Reproduce the material in full, exactly as written.

== == ==

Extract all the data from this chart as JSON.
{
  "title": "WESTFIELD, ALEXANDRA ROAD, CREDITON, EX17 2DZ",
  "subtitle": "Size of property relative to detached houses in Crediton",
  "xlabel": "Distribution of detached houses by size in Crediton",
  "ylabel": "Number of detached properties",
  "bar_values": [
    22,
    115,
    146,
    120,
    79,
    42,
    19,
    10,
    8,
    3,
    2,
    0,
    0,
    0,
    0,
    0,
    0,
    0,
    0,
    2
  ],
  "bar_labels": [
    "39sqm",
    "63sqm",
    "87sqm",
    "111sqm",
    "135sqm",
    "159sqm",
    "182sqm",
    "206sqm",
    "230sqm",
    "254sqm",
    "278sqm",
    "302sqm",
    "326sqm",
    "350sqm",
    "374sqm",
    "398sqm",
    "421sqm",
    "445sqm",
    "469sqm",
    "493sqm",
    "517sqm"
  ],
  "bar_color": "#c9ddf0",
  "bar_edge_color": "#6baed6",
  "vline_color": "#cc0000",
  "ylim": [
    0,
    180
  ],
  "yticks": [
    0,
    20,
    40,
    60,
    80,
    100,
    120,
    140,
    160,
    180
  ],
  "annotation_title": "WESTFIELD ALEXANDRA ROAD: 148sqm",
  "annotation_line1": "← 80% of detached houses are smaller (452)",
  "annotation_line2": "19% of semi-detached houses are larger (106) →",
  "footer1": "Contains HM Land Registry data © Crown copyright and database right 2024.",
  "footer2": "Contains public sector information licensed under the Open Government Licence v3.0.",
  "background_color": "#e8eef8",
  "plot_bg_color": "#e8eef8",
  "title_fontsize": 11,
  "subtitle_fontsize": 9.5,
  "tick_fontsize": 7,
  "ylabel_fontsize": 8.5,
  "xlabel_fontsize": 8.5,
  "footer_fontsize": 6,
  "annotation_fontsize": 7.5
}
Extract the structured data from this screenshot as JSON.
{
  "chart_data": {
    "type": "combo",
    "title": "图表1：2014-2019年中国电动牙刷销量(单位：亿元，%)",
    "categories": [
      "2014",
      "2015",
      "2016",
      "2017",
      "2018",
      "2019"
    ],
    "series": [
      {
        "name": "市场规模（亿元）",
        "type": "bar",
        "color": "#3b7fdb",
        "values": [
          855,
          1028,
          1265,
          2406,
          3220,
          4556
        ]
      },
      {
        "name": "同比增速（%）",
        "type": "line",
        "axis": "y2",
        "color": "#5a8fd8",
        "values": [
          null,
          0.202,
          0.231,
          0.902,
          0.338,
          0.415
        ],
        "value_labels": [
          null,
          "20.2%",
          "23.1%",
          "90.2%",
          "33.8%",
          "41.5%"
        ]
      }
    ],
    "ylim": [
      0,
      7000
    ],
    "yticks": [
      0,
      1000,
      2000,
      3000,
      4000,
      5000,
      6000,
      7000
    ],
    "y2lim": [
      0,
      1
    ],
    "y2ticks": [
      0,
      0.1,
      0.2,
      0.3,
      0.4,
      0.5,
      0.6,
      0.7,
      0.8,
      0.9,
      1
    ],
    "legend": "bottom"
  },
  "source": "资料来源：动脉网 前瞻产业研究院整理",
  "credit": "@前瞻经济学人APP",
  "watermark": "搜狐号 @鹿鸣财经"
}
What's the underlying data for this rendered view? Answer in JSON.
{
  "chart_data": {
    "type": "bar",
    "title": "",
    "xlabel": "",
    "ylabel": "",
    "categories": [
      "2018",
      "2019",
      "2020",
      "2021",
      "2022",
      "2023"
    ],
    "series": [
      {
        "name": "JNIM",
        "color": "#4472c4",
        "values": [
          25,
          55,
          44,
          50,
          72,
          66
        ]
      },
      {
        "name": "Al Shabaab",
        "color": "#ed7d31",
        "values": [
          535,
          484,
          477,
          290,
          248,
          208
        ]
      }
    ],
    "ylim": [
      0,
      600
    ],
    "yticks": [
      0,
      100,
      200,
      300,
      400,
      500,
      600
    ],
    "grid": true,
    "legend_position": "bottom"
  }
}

== == ==

§ Task response:
Extract all the data from this chart as JSON.
{
  "title": "WESTFIELD, ALEXANDRA ROAD, CREDITON, EX17 2DZ",
  "subtitle": "Size of property relative to detached houses in Crediton",
  "xlabel": "Distribution of detached houses by size in Crediton",
  "ylabel": "Number of detached properties",
  "bar_values": [
    22,
    115,
    146,
    120,
    79,
    42,
    19,
    10,
    8,
    3,
    2,
    0,
    0,
    0,
    0,
    0,
    0,
    0,
    0,
    2
  ],
  "bar_labels": [
    "39sqm",
    "63sqm",
    "87sqm",
    "111sqm",
    "135sqm",
    "159sqm",
    "182sqm",
    "206sqm",
    "230sqm",
    "254sqm",
    "278sqm",
    "302sqm",
    "326sqm",
    "350sqm",
    "374sqm",
    "398sqm",
    "421sqm",
    "445sqm",
    "469sqm",
    "493sqm",
    "517sqm"
  ],
  "bar_color": "#c9ddf0",
  "bar_edge_color": "#6baed6",
  "vline_color": "#cc0000",
  "ylim": [
    0,
    180
  ],
  "yticks": [
    0,
    20,
    40,
    60,
    80,
    100,
    120,
    140,
    160,
    180
  ],
  "annotation_title": "WESTFIELD ALEXANDRA ROAD: 148sqm",
  "annotation_line1": "← 80% of detached houses are smaller (452)",
  "annotation_line2": "19% of semi-detached houses are larger (106) →",
  "footer1": "Contains HM Land Registry data © Crown copyright and database right 2024.",
  "footer2": "Contains public sector information licensed under the Open Government Licence v3.0.",
  "background_color": "#e8eef8",
  "plot_bg_color": "#e8eef8",
  "title_fontsize": 11,
  "subtitle_fontsize": 9.5,
  "tick_fontsize": 7,
  "ylabel_fontsize": 8.5,
  "xlabel_fontsize": 8.5,
  "footer_fontsize": 6,
  "annotation_fontsize": 7.5
}
Extract the structured data from this screenshot as JSON.
{
  "chart_data": {
    "type": "combo",
    "title": "图表1：2014-2019年中国电动牙刷销量(单位：亿元，%)",
    "categories": [
      "2014",
      "2015",
      "2016",
      "2017",
      "2018",
      "2019"
    ],
    "series": [
      {
        "name": "市场规模（亿元）",
        "type": "bar",
        "color": "#3b7fdb",
        "values": [
          855,
          1028,
          1265,
          2406,
          3220,
          4556
        ]
      },
      {
        "name": "同比增速（%）",
        "type": "line",
        "axis": "y2",
        "color": "#5a8fd8",
        "values": [
          null,
          0.202,
          0.231,
          0.902,
          0.338,
          0.415
        ],
        "value_labels": [
          null,
          "20.2%",
          "23.1%",
          "90.2%",
          "33.8%",
          "41.5%"
        ]
      }
    ],
    "ylim": [
      0,
      7000
    ],
    "yticks": [
      0,
      1000,
      2000,
      3000,
      4000,
      5000,
      6000,
      7000
    ],
    "y2lim": [
      0,
      1
    ],
    "y2ticks": [
      0,
      0.1,
      0.2,
      0.3,
      0.4,
      0.5,
      0.6,
      0.7,
      0.8,
      0.9,
      1
    ],
    "legend": "bottom"
  },
  "source": "资料来源：动脉网 前瞻产业研究院整理",
  "credit": "@前瞻经济学人APP",
  "watermark": "搜狐号 @鹿鸣财经"
}
What's the underlying data for this rendered view? Answer in JSON.
{
  "chart_data": {
    "type": "bar",
    "title": "",
    "xlabel": "",
    "ylabel": "",
    "categories": [
      "2018",
      "2019",
      "2020",
      "2021",
      "2022",
      "2023"
    ],
    "series": [
      {
        "name": "JNIM",
        "color": "#4472c4",
        "values": [
          25,
          55,
          44,
          50,
          72,
          66
        ]
      },
      {
        "name": "Al Shabaab",
        "color": "#ed7d31",
        "values": [
          535,
          484,
          477,
          290,
          248,
          208
        ]
      }
    ],
    "ylim": [
      0,
      600
    ],
    "yticks": [
      0,
      100,
      200,
      300,
      400,
      500,
      600
    ],
    "grid": true,
    "legend_position": "bottom"
  }
}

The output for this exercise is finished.